» Material shown
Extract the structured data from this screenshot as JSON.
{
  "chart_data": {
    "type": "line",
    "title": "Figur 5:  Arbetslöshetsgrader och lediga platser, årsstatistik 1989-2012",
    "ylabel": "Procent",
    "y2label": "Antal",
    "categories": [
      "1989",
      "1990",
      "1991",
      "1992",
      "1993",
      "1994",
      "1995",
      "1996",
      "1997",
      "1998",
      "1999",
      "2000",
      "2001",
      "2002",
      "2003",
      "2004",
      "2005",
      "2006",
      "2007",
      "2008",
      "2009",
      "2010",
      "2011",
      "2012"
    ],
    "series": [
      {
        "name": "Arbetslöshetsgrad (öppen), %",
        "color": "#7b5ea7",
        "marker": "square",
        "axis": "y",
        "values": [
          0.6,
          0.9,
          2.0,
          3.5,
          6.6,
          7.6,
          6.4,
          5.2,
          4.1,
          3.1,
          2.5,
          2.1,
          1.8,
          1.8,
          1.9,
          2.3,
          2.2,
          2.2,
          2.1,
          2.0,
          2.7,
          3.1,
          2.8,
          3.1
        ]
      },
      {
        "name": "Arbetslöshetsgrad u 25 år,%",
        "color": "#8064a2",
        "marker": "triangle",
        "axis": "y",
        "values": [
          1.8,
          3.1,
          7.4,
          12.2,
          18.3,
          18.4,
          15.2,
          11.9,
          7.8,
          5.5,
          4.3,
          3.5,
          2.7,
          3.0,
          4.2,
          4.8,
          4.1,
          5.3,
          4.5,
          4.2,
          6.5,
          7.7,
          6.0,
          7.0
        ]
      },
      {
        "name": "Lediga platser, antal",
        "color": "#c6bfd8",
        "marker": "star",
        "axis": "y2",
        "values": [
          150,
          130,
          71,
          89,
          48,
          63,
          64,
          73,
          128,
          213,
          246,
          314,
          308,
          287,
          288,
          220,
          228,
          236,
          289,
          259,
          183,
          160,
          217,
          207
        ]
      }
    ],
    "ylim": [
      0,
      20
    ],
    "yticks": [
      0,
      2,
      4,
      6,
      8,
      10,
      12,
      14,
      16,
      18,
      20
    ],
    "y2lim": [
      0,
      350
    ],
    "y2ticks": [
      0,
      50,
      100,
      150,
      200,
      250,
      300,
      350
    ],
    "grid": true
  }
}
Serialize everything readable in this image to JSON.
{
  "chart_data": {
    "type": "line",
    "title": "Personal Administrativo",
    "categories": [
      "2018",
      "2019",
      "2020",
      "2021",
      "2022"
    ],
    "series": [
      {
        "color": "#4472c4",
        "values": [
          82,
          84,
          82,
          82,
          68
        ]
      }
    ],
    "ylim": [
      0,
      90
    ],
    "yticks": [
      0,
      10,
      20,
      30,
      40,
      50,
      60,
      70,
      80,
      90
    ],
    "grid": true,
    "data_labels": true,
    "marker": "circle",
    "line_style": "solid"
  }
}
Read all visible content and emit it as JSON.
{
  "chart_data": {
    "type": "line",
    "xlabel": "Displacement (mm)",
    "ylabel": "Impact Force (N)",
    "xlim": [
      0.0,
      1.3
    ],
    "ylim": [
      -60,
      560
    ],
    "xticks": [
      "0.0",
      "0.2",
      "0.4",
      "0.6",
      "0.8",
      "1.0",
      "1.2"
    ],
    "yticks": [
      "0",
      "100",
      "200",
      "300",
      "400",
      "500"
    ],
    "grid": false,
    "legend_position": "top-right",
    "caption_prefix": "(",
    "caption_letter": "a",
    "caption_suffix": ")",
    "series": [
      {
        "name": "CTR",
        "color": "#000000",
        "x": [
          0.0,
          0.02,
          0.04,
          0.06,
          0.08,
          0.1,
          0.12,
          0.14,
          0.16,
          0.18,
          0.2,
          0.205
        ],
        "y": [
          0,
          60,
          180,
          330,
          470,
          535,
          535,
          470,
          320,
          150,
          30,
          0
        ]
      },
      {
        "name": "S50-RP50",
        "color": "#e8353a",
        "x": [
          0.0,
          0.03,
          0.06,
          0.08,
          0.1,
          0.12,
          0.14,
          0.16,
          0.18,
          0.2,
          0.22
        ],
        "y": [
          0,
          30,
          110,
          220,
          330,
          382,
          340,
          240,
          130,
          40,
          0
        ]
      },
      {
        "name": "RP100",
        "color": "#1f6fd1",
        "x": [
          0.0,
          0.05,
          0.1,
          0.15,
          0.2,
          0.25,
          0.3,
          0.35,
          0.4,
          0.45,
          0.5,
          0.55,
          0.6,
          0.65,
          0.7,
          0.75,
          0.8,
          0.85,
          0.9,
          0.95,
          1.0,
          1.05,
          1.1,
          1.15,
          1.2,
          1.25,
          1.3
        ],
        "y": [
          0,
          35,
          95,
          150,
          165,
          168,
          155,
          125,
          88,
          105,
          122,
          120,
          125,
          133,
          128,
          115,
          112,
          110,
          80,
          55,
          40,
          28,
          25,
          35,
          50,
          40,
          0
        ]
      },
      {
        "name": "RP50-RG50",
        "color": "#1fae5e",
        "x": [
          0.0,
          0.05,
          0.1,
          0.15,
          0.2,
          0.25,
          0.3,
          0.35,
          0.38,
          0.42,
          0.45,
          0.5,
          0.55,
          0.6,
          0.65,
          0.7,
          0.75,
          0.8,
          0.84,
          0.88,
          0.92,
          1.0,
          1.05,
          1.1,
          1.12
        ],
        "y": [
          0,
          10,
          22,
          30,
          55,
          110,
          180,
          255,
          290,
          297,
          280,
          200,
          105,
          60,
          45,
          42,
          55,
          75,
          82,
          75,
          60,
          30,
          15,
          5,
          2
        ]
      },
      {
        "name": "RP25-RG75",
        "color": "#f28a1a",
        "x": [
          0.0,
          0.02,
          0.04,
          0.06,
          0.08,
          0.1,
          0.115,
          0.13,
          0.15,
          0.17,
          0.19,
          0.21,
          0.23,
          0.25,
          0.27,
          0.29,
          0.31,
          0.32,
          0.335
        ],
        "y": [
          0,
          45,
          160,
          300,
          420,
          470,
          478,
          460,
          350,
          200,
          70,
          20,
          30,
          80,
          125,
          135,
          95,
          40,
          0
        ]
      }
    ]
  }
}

» Work required
Copy down every line of the material above that includes the string "JSON".

» The response
Extract the structured data from this screenshot as JSON.
Serialize everything readable in this image to JSON.
Read all visible content and emit it as JSON.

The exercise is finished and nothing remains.